Reproduce the rows verbatim, starting with the first row and ending with the line that contains "phase-curve: [82, 281, 598, 413]", with both of those lines included.

--- start of Extracted entries ---

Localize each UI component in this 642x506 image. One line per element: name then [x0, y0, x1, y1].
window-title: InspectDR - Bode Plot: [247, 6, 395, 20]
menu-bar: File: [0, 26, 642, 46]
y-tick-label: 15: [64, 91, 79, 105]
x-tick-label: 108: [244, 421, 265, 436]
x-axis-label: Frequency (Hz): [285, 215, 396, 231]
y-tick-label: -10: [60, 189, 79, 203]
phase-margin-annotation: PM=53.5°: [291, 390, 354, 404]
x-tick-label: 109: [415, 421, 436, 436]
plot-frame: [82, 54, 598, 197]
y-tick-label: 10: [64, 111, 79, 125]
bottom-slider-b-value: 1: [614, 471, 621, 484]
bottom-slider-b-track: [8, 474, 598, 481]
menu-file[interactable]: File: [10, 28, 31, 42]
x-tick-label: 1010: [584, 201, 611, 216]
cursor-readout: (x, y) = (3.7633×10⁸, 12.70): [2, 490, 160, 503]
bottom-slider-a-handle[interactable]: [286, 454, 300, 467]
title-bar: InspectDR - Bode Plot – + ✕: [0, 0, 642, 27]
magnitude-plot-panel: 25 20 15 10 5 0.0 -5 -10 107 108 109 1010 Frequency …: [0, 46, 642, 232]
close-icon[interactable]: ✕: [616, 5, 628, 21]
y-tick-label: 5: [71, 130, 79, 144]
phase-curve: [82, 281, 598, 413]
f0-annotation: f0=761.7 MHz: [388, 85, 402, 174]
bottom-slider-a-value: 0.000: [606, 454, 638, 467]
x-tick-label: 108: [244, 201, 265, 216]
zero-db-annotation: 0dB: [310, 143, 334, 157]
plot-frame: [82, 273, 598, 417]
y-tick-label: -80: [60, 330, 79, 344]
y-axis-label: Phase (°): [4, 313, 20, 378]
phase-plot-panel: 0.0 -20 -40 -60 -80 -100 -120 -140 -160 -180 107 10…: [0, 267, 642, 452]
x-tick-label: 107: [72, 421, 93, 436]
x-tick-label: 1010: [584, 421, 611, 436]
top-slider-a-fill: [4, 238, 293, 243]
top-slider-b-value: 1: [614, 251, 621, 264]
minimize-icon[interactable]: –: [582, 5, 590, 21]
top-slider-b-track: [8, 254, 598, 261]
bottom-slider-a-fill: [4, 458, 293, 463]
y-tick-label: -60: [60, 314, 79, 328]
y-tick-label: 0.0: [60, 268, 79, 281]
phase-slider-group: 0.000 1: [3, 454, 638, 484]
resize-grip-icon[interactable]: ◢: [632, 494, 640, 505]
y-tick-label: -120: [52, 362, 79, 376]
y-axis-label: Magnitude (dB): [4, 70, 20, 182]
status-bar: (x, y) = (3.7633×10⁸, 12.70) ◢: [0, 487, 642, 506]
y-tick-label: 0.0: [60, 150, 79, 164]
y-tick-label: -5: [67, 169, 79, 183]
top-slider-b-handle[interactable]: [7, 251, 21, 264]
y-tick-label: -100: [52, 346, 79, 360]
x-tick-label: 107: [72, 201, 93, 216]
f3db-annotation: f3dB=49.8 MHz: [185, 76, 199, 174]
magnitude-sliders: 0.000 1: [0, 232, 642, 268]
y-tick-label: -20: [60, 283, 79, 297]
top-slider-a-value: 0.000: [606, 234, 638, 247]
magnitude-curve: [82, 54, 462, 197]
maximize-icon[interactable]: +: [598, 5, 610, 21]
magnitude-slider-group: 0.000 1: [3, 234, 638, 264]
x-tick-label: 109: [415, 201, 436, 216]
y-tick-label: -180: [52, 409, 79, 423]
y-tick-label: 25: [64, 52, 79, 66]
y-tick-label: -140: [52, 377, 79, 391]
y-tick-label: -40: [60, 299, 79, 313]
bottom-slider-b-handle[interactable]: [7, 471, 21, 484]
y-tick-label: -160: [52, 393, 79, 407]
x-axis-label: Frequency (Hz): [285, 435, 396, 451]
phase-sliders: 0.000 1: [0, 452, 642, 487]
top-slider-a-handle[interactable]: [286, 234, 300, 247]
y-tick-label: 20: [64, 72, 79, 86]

--- end of Extracted entries ---

## Response:
Localize each UI component in this 642x506 image. One line per element: name then [x0, y0, x1, y1].
window-title: InspectDR - Bode Plot: [247, 6, 395, 20]
menu-bar: File: [0, 26, 642, 46]
y-tick-label: 15: [64, 91, 79, 105]
x-tick-label: 108: [244, 421, 265, 436]
x-axis-label: Frequency (Hz): [285, 215, 396, 231]
y-tick-label: -10: [60, 189, 79, 203]
phase-margin-annotation: PM=53.5°: [291, 390, 354, 404]
x-tick-label: 109: [415, 421, 436, 436]
plot-frame: [82, 54, 598, 197]
y-tick-label: 10: [64, 111, 79, 125]
bottom-slider-b-value: 1: [614, 471, 621, 484]
bottom-slider-b-track: [8, 474, 598, 481]
menu-file[interactable]: File: [10, 28, 31, 42]
x-tick-label: 1010: [584, 201, 611, 216]
cursor-readout: (x, y) = (3.7633×10⁸, 12.70): [2, 490, 160, 503]
bottom-slider-a-handle[interactable]: [286, 454, 300, 467]
title-bar: InspectDR - Bode Plot – + ✕: [0, 0, 642, 27]
magnitude-plot-panel: 25 20 15 10 5 0.0 -5 -10 107 108 109 1010 Frequency …: [0, 46, 642, 232]
close-icon[interactable]: ✕: [616, 5, 628, 21]
y-tick-label: 5: [71, 130, 79, 144]
phase-curve: [82, 281, 598, 413]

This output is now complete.